[Dataset entries]
----
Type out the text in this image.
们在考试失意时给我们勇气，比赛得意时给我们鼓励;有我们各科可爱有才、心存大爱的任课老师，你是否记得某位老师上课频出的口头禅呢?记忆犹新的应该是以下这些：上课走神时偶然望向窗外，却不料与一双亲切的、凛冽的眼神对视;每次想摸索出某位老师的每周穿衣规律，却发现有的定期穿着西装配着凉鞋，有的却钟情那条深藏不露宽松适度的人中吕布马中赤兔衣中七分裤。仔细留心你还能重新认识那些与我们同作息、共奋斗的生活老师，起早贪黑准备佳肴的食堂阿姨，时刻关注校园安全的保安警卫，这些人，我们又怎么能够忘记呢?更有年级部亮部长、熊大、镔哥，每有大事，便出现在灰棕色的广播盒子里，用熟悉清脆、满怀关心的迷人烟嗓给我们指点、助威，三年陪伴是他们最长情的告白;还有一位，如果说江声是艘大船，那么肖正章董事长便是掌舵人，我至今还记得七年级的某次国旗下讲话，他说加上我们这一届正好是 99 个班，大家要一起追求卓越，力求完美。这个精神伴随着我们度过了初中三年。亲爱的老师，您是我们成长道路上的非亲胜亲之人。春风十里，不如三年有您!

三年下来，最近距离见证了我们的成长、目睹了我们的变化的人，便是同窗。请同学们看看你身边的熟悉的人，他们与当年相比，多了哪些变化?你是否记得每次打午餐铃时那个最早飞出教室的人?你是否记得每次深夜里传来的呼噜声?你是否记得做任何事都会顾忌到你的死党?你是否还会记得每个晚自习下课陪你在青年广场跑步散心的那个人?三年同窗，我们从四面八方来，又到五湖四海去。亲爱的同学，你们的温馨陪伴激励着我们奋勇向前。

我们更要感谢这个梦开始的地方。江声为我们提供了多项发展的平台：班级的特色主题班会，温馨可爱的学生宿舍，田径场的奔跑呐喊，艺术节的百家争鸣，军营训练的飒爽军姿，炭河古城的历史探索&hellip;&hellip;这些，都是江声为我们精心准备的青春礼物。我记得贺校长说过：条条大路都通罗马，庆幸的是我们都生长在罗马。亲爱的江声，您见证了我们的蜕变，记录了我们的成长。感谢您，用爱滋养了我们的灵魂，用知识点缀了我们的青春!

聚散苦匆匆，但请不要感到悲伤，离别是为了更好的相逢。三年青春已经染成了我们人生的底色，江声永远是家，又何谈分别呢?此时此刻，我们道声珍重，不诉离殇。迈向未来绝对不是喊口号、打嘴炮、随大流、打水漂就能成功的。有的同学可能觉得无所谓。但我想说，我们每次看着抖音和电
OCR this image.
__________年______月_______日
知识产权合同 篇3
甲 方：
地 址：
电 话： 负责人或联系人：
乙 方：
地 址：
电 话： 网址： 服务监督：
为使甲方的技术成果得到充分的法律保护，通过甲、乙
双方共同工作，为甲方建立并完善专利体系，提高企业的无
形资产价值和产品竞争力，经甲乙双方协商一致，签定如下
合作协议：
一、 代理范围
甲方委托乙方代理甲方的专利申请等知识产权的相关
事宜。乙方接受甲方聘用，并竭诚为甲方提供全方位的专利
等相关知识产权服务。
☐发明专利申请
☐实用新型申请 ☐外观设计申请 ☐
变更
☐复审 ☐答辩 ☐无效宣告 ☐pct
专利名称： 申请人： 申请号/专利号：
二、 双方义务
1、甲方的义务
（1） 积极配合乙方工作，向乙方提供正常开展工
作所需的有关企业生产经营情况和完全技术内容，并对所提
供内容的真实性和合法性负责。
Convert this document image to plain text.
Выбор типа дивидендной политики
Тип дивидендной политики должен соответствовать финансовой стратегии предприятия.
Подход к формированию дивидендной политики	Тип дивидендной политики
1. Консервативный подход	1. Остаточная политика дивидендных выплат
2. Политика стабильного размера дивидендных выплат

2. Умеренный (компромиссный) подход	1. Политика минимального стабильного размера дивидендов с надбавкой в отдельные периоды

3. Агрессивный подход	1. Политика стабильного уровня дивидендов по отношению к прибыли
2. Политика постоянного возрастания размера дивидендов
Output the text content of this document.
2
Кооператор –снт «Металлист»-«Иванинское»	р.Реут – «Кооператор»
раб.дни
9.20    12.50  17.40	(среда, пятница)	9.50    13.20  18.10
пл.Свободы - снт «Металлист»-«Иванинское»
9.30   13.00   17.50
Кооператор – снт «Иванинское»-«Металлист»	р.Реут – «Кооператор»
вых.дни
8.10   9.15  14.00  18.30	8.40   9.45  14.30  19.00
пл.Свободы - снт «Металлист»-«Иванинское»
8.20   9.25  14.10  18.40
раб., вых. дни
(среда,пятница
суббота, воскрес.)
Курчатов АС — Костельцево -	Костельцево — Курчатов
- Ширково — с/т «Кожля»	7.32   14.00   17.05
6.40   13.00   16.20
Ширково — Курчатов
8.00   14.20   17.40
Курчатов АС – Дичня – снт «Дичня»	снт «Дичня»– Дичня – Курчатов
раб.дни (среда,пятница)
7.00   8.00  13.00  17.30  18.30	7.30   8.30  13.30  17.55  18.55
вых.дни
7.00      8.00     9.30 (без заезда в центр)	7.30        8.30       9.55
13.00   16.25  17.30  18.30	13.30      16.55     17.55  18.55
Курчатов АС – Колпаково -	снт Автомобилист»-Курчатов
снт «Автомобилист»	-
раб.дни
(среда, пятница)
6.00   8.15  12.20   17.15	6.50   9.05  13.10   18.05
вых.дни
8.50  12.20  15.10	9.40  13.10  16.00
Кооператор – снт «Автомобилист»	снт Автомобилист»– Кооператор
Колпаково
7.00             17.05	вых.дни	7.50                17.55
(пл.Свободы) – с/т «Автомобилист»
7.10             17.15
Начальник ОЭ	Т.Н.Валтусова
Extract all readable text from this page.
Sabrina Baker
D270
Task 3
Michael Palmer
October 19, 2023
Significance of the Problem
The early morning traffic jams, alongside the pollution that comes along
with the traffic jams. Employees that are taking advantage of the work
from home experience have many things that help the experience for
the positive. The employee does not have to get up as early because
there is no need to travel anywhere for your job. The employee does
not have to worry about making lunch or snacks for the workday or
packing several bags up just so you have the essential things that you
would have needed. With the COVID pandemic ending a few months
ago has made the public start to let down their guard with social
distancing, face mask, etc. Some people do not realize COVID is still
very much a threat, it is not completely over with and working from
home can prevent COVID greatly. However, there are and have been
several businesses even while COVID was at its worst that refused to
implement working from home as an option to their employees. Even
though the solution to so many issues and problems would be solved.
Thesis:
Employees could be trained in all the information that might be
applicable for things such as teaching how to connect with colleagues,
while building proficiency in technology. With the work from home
----
◆ OBJECTIVE ◆
Retype every record above exactly as written.

◆ CORRECT ANSWER ◆
Type out the text in this image.
们在考试失意时给我们勇气，比赛得意时给我们鼓励;有我们各科可爱有才、心存大爱的任课老师，你是否记得某位老师上课频出的口头禅呢?记忆犹新的应该是以下这些：上课走神时偶然望向窗外，却不料与一双亲切的、凛冽的眼神对视;每次想摸索出某位老师的每周穿衣规律，却发现有的定期穿着西装配着凉鞋，有的却钟情那条深藏不露宽松适度的人中吕布马中赤兔衣中七分裤。仔细留心你还能重新认识那些与我们同作息、共奋斗的生活老师，起早贪黑准备佳肴的食堂阿姨，时刻关注校园安全的保安警卫，这些人，我们又怎么能够忘记呢?更有年级部亮部长、熊大、镔哥，每有大事，便出现在灰棕色的广播盒子里，用熟悉清脆、满怀关心的迷人烟嗓给我们指点、助威，三年陪伴是他们最长情的告白;还有一位，如果说江声是艘大船，那么肖正章董事长便是掌舵人，我至今还记得七年级的某次国旗下讲话，他说加上我们这一届正好是 99 个班，大家要一起追求卓越，力求完美。这个精神伴随着我们度过了初中三年。亲爱的老师，您是我们成长道路上的非亲胜亲之人。春风十里，不如三年有您!

三年下来，最近距离见证了我们的成长、目睹了我们的变化的人，便是同窗。请同学们看看你身边的熟悉的人，他们与当年相比，多了哪些变化?你是否记得每次打午餐铃时那个最早飞出教室的人?你是否记得每次深夜里传来的呼噜声?你是否记得做任何事都会顾忌到你的死党?你是否还会记得每个晚自习下课陪你在青年广场跑步散心的那个人?三年同窗，我们从四面八方来，又到五湖四海去。亲爱的同学，你们的温馨陪伴激励着我们奋勇向前。

我们更要感谢这个梦开始的地方。江声为我们提供了多项发展的平台：班级的特色主题班会，温馨可爱的学生宿舍，田径场的奔跑呐喊，艺术节的百家争鸣，军营训练的飒爽军姿，炭河古城的历史探索&hellip;&hellip;这些，都是江声为我们精心准备的青春礼物。我记得贺校长说过：条条大路都通罗马，庆幸的是我们都生长在罗马。亲爱的江声，您见证了我们的蜕变，记录了我们的成长。感谢您，用爱滋养了我们的灵魂，用知识点缀了我们的青春!

聚散苦匆匆，但请不要感到悲伤，离别是为了更好的相逢。三年青春已经染成了我们人生的底色，江声永远是家，又何谈分别呢?此时此刻，我们道声珍重，不诉离殇。迈向未来绝对不是喊口号、打嘴炮、随大流、打水漂就能成功的。有的同学可能觉得无所谓。但我想说，我们每次看着抖音和电
OCR this image.
__________年______月_______日
知识产权合同 篇3
甲 方：
地 址：
电 话： 负责人或联系人：
乙 方：
地 址：
电 话： 网址： 服务监督：
为使甲方的技术成果得到充分的法律保护，通过甲、乙
双方共同工作，为甲方建立并完善专利体系，提高企业的无
形资产价值和产品竞争力，经甲乙双方协商一致，签定如下
合作协议：
一、 代理范围
甲方委托乙方代理甲方的专利申请等知识产权的相关
事宜。乙方接受甲方聘用，并竭诚为甲方提供全方位的专利
等相关知识产权服务。
☐发明专利申请
☐实用新型申请 ☐外观设计申请 ☐
变更
☐复审 ☐答辩 ☐无效宣告 ☐pct
专利名称： 申请人： 申请号/专利号：
二、 双方义务
1、甲方的义务
（1） 积极配合乙方工作，向乙方提供正常开展工
作所需的有关企业生产经营情况和完全技术内容，并对所提
供内容的真实性和合法性负责。
Convert this document image to plain text.
Выбор типа дивидендной политики
Тип дивидендной политики должен соответствовать финансовой стратегии предприятия.
Подход к формированию дивидендной политики	Тип дивидендной политики
1. Консервативный подход	1. Остаточная политика дивидендных выплат
2. Политика стабильного размера дивидендных выплат

2. Умеренный (компромиссный) подход	1. Политика минимального стабильного размера дивидендов с надбавкой в отдельные периоды

3. Агрессивный подход	1. Политика стабильного уровня дивидендов по отношению к прибыли
2. Политика постоянного возрастания размера дивидендов
Output the text content of this document.
2
Кооператор –снт «Металлист»-«Иванинское»	р.Реут – «Кооператор»
раб.дни
9.20    12.50  17.40	(среда, пятница)	9.50    13.20  18.10
пл.Свободы - снт «Металлист»-«Иванинское»
9.30   13.00   17.50
Кооператор – снт «Иванинское»-«Металлист»	р.Реут – «Кооператор»
вых.дни
8.10   9.15  14.00  18.30	8.40   9.45  14.30  19.00
пл.Свободы - снт «Металлист»-«Иванинское»
8.20   9.25  14.10  18.40
раб., вых. дни
(среда,пятница
суббота, воскрес.)
Курчатов АС — Костельцево -	Костельцево — Курчатов
- Ширково — с/т «Кожля»	7.32   14.00   17.05
6.40   13.00   16.20
Ширково — Курчатов
8.00   14.20   17.40
Курчатов АС – Дичня – снт «Дичня»	снт «Дичня»– Дичня – Курчатов
раб.дни (среда,пятница)
7.00   8.00  13.00  17.30  18.30	7.30   8.30  13.30  17.55  18.55
вых.дни
7.00      8.00     9.30 (без заезда в центр)	7.30        8.30       9.55
13.00   16.25  17.30  18.30	13.30      16.55     17.55  18.55
Курчатов АС – Колпаково -	снт Автомобилист»-Курчатов
снт «Автомобилист»	-
раб.дни
(среда, пятница)
6.00   8.15  12.20   17.15	6.50   9.05  13.10   18.05
вых.дни
8.50  12.20  15.10	9.40  13.10  16.00
Кооператор – снт «Автомобилист»	снт Автомобилист»– Кооператор
Колпаково
7.00             17.05	вых.дни	7.50                17.55
(пл.Свободы) – с/т «Автомобилист»
7.10             17.15
Начальник ОЭ	Т.Н.Валтусова
Extract all readable text from this page.
Sabrina Baker
D270
Task 3
Michael Palmer
October 19, 2023
Significance of the Problem
The early morning traffic jams, alongside the pollution that comes along
with the traffic jams. Employees that are taking advantage of the work
from home experience have many things that help the experience for
the positive. The employee does not have to get up as early because
there is no need to travel anywhere for your job. The employee does
not have to worry about making lunch or snacks for the workday or
packing several bags up just so you have the essential things that you
would have needed. With the COVID pandemic ending a few months
ago has made the public start to let down their guard with social
distancing, face mask, etc. Some people do not realize COVID is still
very much a threat, it is not completely over with and working from
home can prevent COVID greatly. However, there are and have been
several businesses even while COVID was at its worst that refused to
implement working from home as an option to their employees. Even
though the solution to so many issues and problems would be solved.
Thesis:
Employees could be trained in all the information that might be
applicable for things such as teaching how to connect with colleagues,
while building proficiency in technology. With the work from home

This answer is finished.